(Extracted records)
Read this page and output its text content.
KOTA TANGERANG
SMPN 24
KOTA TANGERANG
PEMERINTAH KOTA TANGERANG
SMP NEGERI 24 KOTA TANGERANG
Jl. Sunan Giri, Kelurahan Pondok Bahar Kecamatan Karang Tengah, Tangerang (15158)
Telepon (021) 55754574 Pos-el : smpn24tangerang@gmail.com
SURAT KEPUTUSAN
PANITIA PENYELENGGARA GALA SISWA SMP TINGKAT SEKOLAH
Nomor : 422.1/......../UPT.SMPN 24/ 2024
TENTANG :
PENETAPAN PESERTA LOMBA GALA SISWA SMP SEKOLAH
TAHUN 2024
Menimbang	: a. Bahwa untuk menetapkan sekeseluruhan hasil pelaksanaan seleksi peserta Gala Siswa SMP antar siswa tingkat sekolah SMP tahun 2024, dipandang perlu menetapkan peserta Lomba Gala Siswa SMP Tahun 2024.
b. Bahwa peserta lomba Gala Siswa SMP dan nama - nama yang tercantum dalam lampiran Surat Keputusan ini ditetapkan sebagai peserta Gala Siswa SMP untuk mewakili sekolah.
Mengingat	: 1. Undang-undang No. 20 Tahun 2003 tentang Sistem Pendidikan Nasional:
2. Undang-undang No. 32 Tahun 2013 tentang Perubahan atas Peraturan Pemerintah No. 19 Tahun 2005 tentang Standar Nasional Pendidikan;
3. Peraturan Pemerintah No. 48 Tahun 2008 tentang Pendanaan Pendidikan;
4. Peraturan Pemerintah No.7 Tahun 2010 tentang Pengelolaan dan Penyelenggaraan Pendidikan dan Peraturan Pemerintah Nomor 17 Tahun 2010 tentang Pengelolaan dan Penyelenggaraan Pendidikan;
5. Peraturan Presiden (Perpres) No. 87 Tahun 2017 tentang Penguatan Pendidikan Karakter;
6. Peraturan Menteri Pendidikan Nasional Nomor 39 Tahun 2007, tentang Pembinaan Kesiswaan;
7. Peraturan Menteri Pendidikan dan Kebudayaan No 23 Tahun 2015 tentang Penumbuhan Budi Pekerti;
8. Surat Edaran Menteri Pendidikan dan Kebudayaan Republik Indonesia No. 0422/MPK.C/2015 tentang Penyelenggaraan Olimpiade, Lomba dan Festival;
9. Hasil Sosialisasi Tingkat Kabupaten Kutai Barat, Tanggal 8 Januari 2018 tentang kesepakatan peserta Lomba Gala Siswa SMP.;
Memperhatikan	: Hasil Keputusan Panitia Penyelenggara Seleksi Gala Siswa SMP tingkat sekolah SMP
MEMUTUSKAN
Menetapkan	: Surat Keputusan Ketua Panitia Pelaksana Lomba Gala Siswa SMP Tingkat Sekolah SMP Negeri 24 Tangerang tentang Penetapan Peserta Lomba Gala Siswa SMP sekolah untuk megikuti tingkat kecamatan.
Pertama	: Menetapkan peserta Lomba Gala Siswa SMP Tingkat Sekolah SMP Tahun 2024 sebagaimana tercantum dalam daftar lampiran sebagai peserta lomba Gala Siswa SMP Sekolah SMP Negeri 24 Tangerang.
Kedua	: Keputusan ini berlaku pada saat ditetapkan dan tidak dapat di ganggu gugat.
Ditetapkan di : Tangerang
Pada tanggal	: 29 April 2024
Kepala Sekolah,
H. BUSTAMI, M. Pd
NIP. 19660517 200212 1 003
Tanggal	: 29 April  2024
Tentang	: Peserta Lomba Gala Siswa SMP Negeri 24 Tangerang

Exercise description:
The full set of records should be duplicated exactly.

Result of this exercise:
Read this page and output its text content.
KOTA TANGERANG
SMPN 24
KOTA TANGERANG
PEMERINTAH KOTA TANGERANG
SMP NEGERI 24 KOTA TANGERANG
Jl. Sunan Giri, Kelurahan Pondok Bahar Kecamatan Karang Tengah, Tangerang (15158)
Telepon (021) 55754574 Pos-el : smpn24tangerang@gmail.com
SURAT KEPUTUSAN
PANITIA PENYELENGGARA GALA SISWA SMP TINGKAT SEKOLAH
Nomor : 422.1/......../UPT.SMPN 24/ 2024
TENTANG :
PENETAPAN PESERTA LOMBA GALA SISWA SMP SEKOLAH
TAHUN 2024
Menimbang	: a. Bahwa untuk menetapkan sekeseluruhan hasil pelaksanaan seleksi peserta Gala Siswa SMP antar siswa tingkat sekolah SMP tahun 2024, dipandang perlu menetapkan peserta Lomba Gala Siswa SMP Tahun 2024.
b. Bahwa peserta lomba Gala Siswa SMP dan nama - nama yang tercantum dalam lampiran Surat Keputusan ini ditetapkan sebagai peserta Gala Siswa SMP untuk mewakili sekolah.
Mengingat	: 1. Undang-undang No. 20 Tahun 2003 tentang Sistem Pendidikan Nasional:
2. Undang-undang No. 32 Tahun 2013 tentang Perubahan atas Peraturan Pemerintah No. 19 Tahun 2005 tentang Standar Nasional Pendidikan;
3. Peraturan Pemerintah No. 48 Tahun 2008 tentang Pendanaan Pendidikan;
4. Peraturan Pemerintah No.7 Tahun 2010 tentang Pengelolaan dan Penyelenggaraan Pendidikan dan Peraturan Pemerintah Nomor 17 Tahun 2010 tentang Pengelolaan dan Penyelenggaraan Pendidikan;
5. Peraturan Presiden (Perpres) No. 87 Tahun 2017 tentang Penguatan Pendidikan Karakter;
6. Peraturan Menteri Pendidikan Nasional Nomor 39 Tahun 2007, tentang Pembinaan Kesiswaan;
7. Peraturan Menteri Pendidikan dan Kebudayaan No 23 Tahun 2015 tentang Penumbuhan Budi Pekerti;
8. Surat Edaran Menteri Pendidikan dan Kebudayaan Republik Indonesia No. 0422/MPK.C/2015 tentang Penyelenggaraan Olimpiade, Lomba dan Festival;
9. Hasil Sosialisasi Tingkat Kabupaten Kutai Barat, Tanggal 8 Januari 2018 tentang kesepakatan peserta Lomba Gala Siswa SMP.;
Memperhatikan	: Hasil Keputusan Panitia Penyelenggara Seleksi Gala Siswa SMP tingkat sekolah SMP
MEMUTUSKAN
Menetapkan	: Surat Keputusan Ketua Panitia Pelaksana Lomba Gala Siswa SMP Tingkat Sekolah SMP Negeri 24 Tangerang tentang Penetapan Peserta Lomba Gala Siswa SMP sekolah untuk megikuti tingkat kecamatan.
Pertama	: Menetapkan peserta Lomba Gala Siswa SMP Tingkat Sekolah SMP Tahun 2024 sebagaimana tercantum dalam daftar lampiran sebagai peserta lomba Gala Siswa SMP Sekolah SMP Negeri 24 Tangerang.
Kedua	: Keputusan ini berlaku pada saat ditetapkan dan tidak dapat di ganggu gugat.
Ditetapkan di : Tangerang
Pada tanggal	: 29 April 2024
Kepala Sekolah,
H. BUSTAMI, M. Pd
NIP. 19660517 200212 1 003
Tanggal	: 29 April  2024
Tentang	: Peserta Lomba Gala Siswa SMP Negeri 24 Tangerang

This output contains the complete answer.